#### [REQUIREMENT 1]
Answer these from the commentary on clerical abuse in the Church:
(a) Which newspaper reported the Pope's remarks on proportionality of punishment?
(b) What group is Anne Barrett Doyle with?
(c) Who used her time at the podium to shame church leadership for its silence?
#### [REQUIREMENT 2]
Pick up the commentary on clerical abuse in the Church after its last sentence and write what comes next.

#### [SOURCE]

But that doesn't mean there is any consensus on how to deal with the thousands of pedophile priests that committed these vile crimes on the young innocent. Indeed, we've since learned the perfidy extends beyond the padres to sexual predator nuns as well.  See e.g.

 Look, sensible, intelligent people have been told over and over again by the Church's prelates and popes (and nuns)  that they had the moral answers and authority to all and sundry manner of moral turpitude as "mortal sins".   But in the next breath these arbiters of morality were busy either raping children, abusing them or hiding the rapists and serial abusers. So how can one claim any moral authority from this?   

What really unnerves is how the Church conveniently adopts legalistic tropes and norms when it's expeditious to do so to avoid the hard work.  For example, Francis emphasizing the "traditional principle of proportionality of punishment in penalizing abusers"  (WSJ, 'Pope Decries Sexual Abuse in the Church', Feb. 22, p. A6)  and connecting this to the "presumption of innocence" - A U.S. legal concept.   (I.e. "presumed innocent until proven guilty").  

The problem is that the accounts of survivors are mostly anecdotal and most will never be proven in courts of law. Hence, the perps - the predator padres- will always be presumed innocent.  The Pope confirmed this take when declaring (ibid.) this fabulist "principle" he invokes means there must be prohibition of any publication of the offenders' names unless there is "definitive conviction" - which is nonsense. There will almost never be such conviction because: a) the statute of limitations has allowed most of the perps to escape, and b) most claims will lack first hand evidence (other than the victims' accounts) to make a legal trial compelling.

All of this malarkey aroused the ire of Anne Barrett Doyle of BishopAccountability.org, a group that tracks clerical abuse around the world.  According to her (ibid.):

"I think they've set the bar so low that I think they want us to be pleasantly surprised."

However,  most victims' have been rudely disappointed by the sham show going on at the Vatican, hardly "pleasantly surprised".  One of those outraged by the Vatican's PR dog and pony show was Sister Veronica Openibo.  She was among the few women invited to the conference and used her time at the podium to shame the church leadership for their silence in the face of odious, indeed horrendous, sexual crimes.  She said (cf. Sunday Denver Post, Feb. 24,  p. 2A) :

"How could the clerical church have kept silent, covering up these atrocities? We must acknowledge that our mediocrity, hypocrisy and complacency have brought us to this disgraceful and scandalous place we find ourselves as a church."

#### [DATA SEGMENT]
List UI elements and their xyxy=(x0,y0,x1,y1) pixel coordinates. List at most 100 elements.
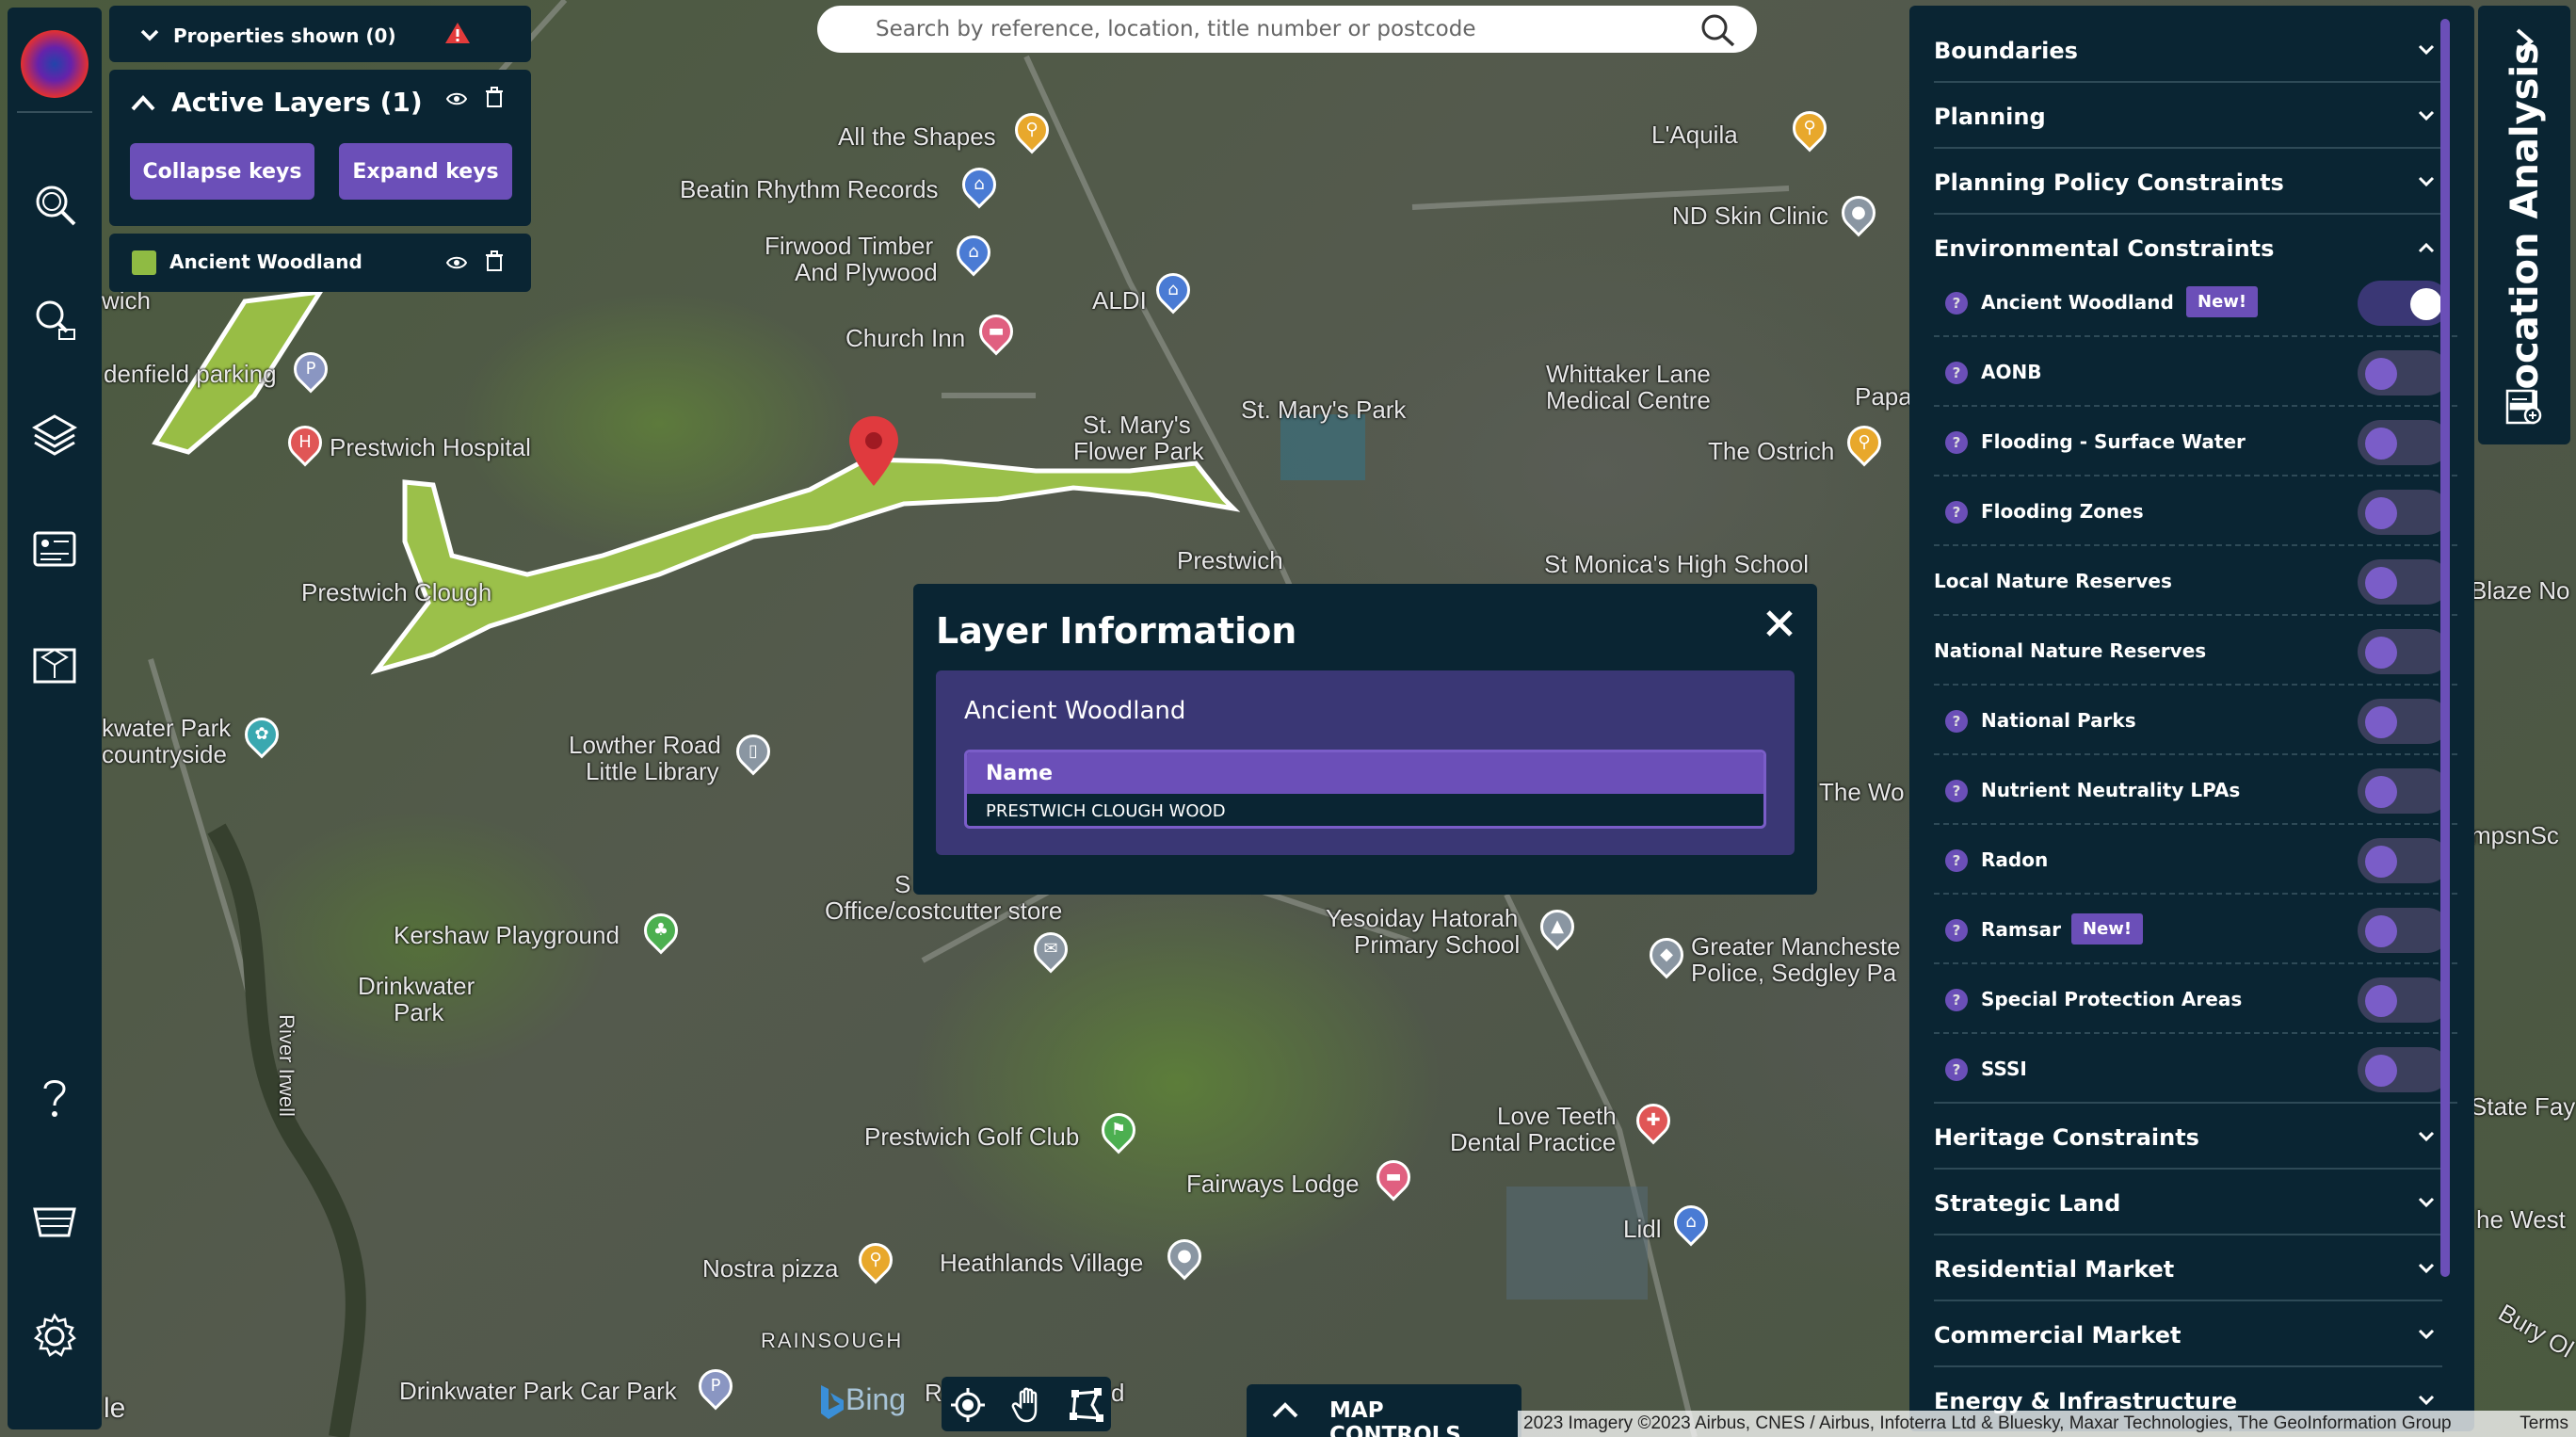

#### [TASK RESULT 1]
(a) The WSJ (Wall Street Journal), in 'Pope Decries Sexual Abuse in the Church', Feb. 22, p. A6.
(b) BishopAccountability.org, a group that tracks clerical abuse around the world.
(c) Sister Veronica Openibo.

#### [TASK RESULT 2]
Sister Openibo has good reason for her outrage and the victims have even more in the face of  more excuses, rationalizations and stone walling. And right at the top of the tactics is victim blaming, such as used by one Polish predator (WSJ, Feb. 23-24, p. A9) who laid the blame on "fifteen year old girls who dress like women".  Seriously?

But the truth and accumulated facts belie this glib distraction M.O. Let's recall here that back in August, when a grand jury in Pennsylvania released a sweeping report that the church had covered up the abuse of more than 1,000 minors by some 300 priests over 70 years. At the time, as many other reports surfaced, Francis acknowledged the global scale of the problem when he issued a rare letter to Catholics worldwide condemning such “atrocities.”

But the pope offered no specific remedies, though he professed that all lay members ought to partake in efforts at change. What change? He didn't indicate but many outraged laity are now considering the draconian solution of withholding any and all money contributions, e.g. collected at Masses. As one put it: "We don't even know where this money goes?"  Analogous empty bollocks recently appeared in a WSJ piece ('Everyday Catholics Can Fight Sex Abuse', Feb. 22, p. A15), wherein author Tim Busch offers nothing but the same old platitudes and worn out "remedies" i.e.

"The laity could work within the Church to promote accountability, repentance, and holiness at every level of the priesthood."

But this implies the priesthood has a core of "holiness" and is not merely the last redoubt and refuge  for child sex predators, i.e. to find victims.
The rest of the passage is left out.